#### Given data ####
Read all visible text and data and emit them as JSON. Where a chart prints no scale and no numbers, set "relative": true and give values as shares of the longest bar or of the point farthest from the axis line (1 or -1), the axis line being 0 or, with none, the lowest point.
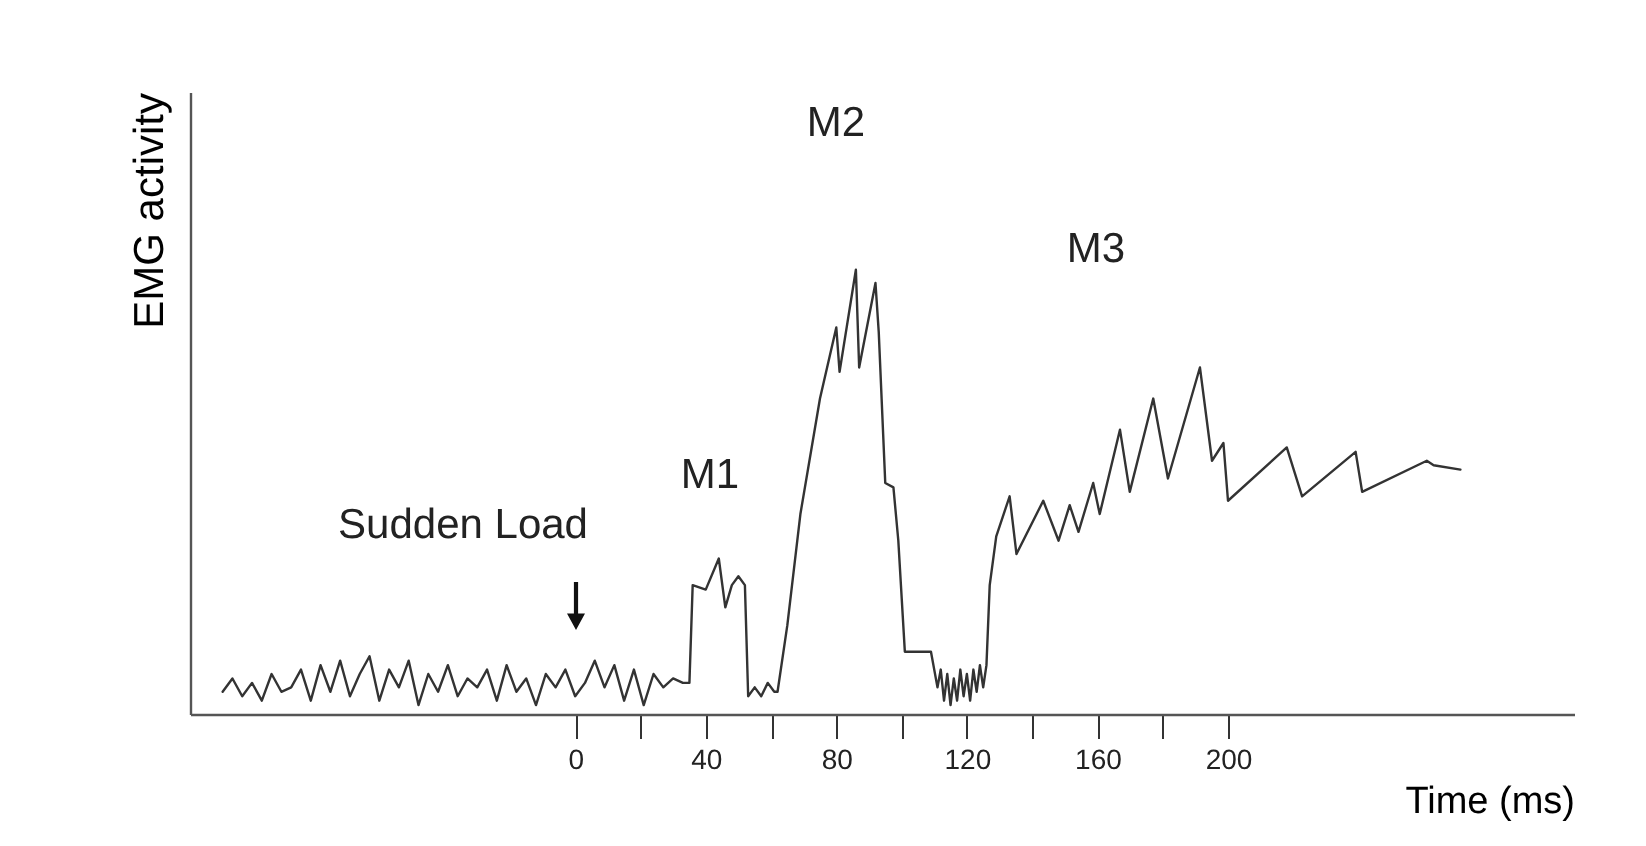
{
  "chart_data": {
    "type": "line",
    "relative": true,
    "xlabel": "Time (ms)",
    "ylabel": "EMG activity",
    "xlim": [
      -118,
      306
    ],
    "xticks": [
      0,
      {
        "value": 20,
        "label": null
      },
      40,
      {
        "value": 60,
        "label": null
      },
      80,
      {
        "value": 100,
        "label": null
      },
      120,
      {
        "value": 140,
        "label": null
      },
      160,
      {
        "value": 180,
        "label": null
      },
      200
    ],
    "grid": false,
    "marker": "none",
    "line_style": "solid",
    "annotations": [
      "Sudden Load",
      "M1",
      "M2",
      "M3"
    ],
    "series": [
      {
        "color": "#333333",
        "x": [
          -108,
          -105,
          -102,
          -99,
          -96,
          -93,
          -90,
          -87,
          -84,
          -81,
          -78,
          -75,
          -72,
          -69,
          -66,
          -63,
          -60,
          -57,
          -54,
          -51,
          -48,
          -45,
          -42,
          -39,
          -36,
          -33,
          -30,
          -27,
          -24,
          -21,
          -18,
          -15,
          -12,
          -9,
          -6,
          -3,
          0,
          3,
          6,
          9,
          12,
          15,
          18,
          21,
          24,
          27,
          30,
          33,
          35,
          36,
          40,
          44,
          46,
          48,
          50,
          52,
          53,
          55,
          57,
          59,
          61,
          62,
          65,
          69,
          75,
          80,
          81,
          86,
          87,
          92,
          93,
          95,
          97.5,
          99,
          101,
          109,
          111,
          112,
          113,
          114,
          115,
          116,
          117,
          118,
          119,
          120,
          121,
          122,
          123,
          124,
          125,
          126,
          127,
          129,
          133.1,
          135.2,
          143.4,
          148.1,
          151.5,
          154.2,
          158.7,
          160.7,
          166.9,
          169.9,
          177.1,
          181.6,
          191.4,
          195.1,
          198.6,
          200,
          218,
          222.7,
          239.1,
          241.1,
          260.9,
          263,
          271.2
        ],
        "values": [
          0.05,
          0.08,
          0.04,
          0.07,
          0.03,
          0.09,
          0.05,
          0.06,
          0.1,
          0.03,
          0.11,
          0.05,
          0.12,
          0.04,
          0.09,
          0.13,
          0.03,
          0.1,
          0.06,
          0.12,
          0.02,
          0.09,
          0.05,
          0.11,
          0.04,
          0.08,
          0.06,
          0.1,
          0.03,
          0.11,
          0.05,
          0.08,
          0.02,
          0.09,
          0.06,
          0.1,
          0.04,
          0.07,
          0.12,
          0.06,
          0.11,
          0.03,
          0.1,
          0.02,
          0.09,
          0.06,
          0.08,
          0.07,
          0.07,
          0.29,
          0.28,
          0.35,
          0.24,
          0.29,
          0.31,
          0.29,
          0.04,
          0.06,
          0.04,
          0.07,
          0.05,
          0.05,
          0.2,
          0.45,
          0.71,
          0.87,
          0.77,
          1.0,
          0.78,
          0.97,
          0.86,
          0.52,
          0.51,
          0.39,
          0.14,
          0.14,
          0.06,
          0.1,
          0.03,
          0.09,
          0.02,
          0.08,
          0.03,
          0.1,
          0.04,
          0.09,
          0.03,
          0.1,
          0.05,
          0.11,
          0.06,
          0.11,
          0.29,
          0.4,
          0.49,
          0.36,
          0.48,
          0.39,
          0.47,
          0.41,
          0.52,
          0.45,
          0.64,
          0.5,
          0.71,
          0.53,
          0.78,
          0.57,
          0.61,
          0.48,
          0.6,
          0.49,
          0.59,
          0.5,
          0.57,
          0.56,
          0.55
        ]
      }
    ]
  }
}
####
Your objective: Print each entry shown above with exact wording and no pictures.

Correct response:
Read all visible text and data and emit them as JSON. Where a chart prints no scale and no numbers, set "relative": true and give values as shares of the longest bar or of the point farthest from the axis line (1 or -1), the axis line being 0 or, with none, the lowest point.
{
  "chart_data": {
    "type": "line",
    "relative": true,
    "xlabel": "Time (ms)",
    "ylabel": "EMG activity",
    "xlim": [
      -118,
      306
    ],
    "xticks": [
      0,
      {
        "value": 20,
        "label": null
      },
      40,
      {
        "value": 60,
        "label": null
      },
      80,
      {
        "value": 100,
        "label": null
      },
      120,
      {
        "value": 140,
        "label": null
      },
      160,
      {
        "value": 180,
        "label": null
      },
      200
    ],
    "grid": false,
    "marker": "none",
    "line_style": "solid",
    "annotations": [
      "Sudden Load",
      "M1",
      "M2",
      "M3"
    ],
    "series": [
      {
        "color": "#333333",
        "x": [
          -108,
          -105,
          -102,
          -99,
          -96,
          -93,
          -90,
          -87,
          -84,
          -81,
          -78,
          -75,
          -72,
          -69,
          -66,
          -63,
          -60,
          -57,
          -54,
          -51,
          -48,
          -45,
          -42,
          -39,
          -36,
          -33,
          -30,
          -27,
          -24,
          -21,
          -18,
          -15,
          -12,
          -9,
          -6,
          -3,
          0,
          3,
          6,
          9,
          12,
          15,
          18,
          21,
          24,
          27,
          30,
          33,
          35,
          36,
          40,
          44,
          46,
          48,
          50,
          52,
          53,
          55,
          57,
          59,
          61,
          62,
          65,
          69,
          75,
          80,
          81,
          86,
          87,
          92,
          93,
          95,
          97.5,
          99,
          101,
          109,
          111,
          112,
          113,
          114,
          115,
          116,
          117,
          118,
          119,
          120,
          121,
          122,
          123,
          124,
          125,
          126,
          127,
          129,
          133.1,
          135.2,
          143.4,
          148.1,
          151.5,
          154.2,
          158.7,
          160.7,
          166.9,
          169.9,
          177.1,
          181.6,
          191.4,
          195.1,
          198.6,
          200,
          218,
          222.7,
          239.1,
          241.1,
          260.9,
          263,
          271.2
        ],
        "values": [
          0.05,
          0.08,
          0.04,
          0.07,
          0.03,
          0.09,
          0.05,
          0.06,
          0.1,
          0.03,
          0.11,
          0.05,
          0.12,
          0.04,
          0.09,
          0.13,
          0.03,
          0.1,
          0.06,
          0.12,
          0.02,
          0.09,
          0.05,
          0.11,
          0.04,
          0.08,
          0.06,
          0.1,
          0.03,
          0.11,
          0.05,
          0.08,
          0.02,
          0.09,
          0.06,
          0.1,
          0.04,
          0.07,
          0.12,
          0.06,
          0.11,
          0.03,
          0.1,
          0.02,
          0.09,
          0.06,
          0.08,
          0.07,
          0.07,
          0.29,
          0.28,
          0.35,
          0.24,
          0.29,
          0.31,
          0.29,
          0.04,
          0.06,
          0.04,
          0.07,
          0.05,
          0.05,
          0.2,
          0.45,
          0.71,
          0.87,
          0.77,
          1.0,
          0.78,
          0.97,
          0.86,
          0.52,
          0.51,
          0.39,
          0.14,
          0.14,
          0.06,
          0.1,
          0.03,
          0.09,
          0.02,
          0.08,
          0.03,
          0.1,
          0.04,
          0.09,
          0.03,
          0.1,
          0.05,
          0.11,
          0.06,
          0.11,
          0.29,
          0.4,
          0.49,
          0.36,
          0.48,
          0.39,
          0.47,
          0.41,
          0.52,
          0.45,
          0.64,
          0.5,
          0.71,
          0.53,
          0.78,
          0.57,
          0.61,
          0.48,
          0.6,
          0.49,
          0.59,
          0.5,
          0.57,
          0.56,
          0.55
        ]
      }
    ]
  }
}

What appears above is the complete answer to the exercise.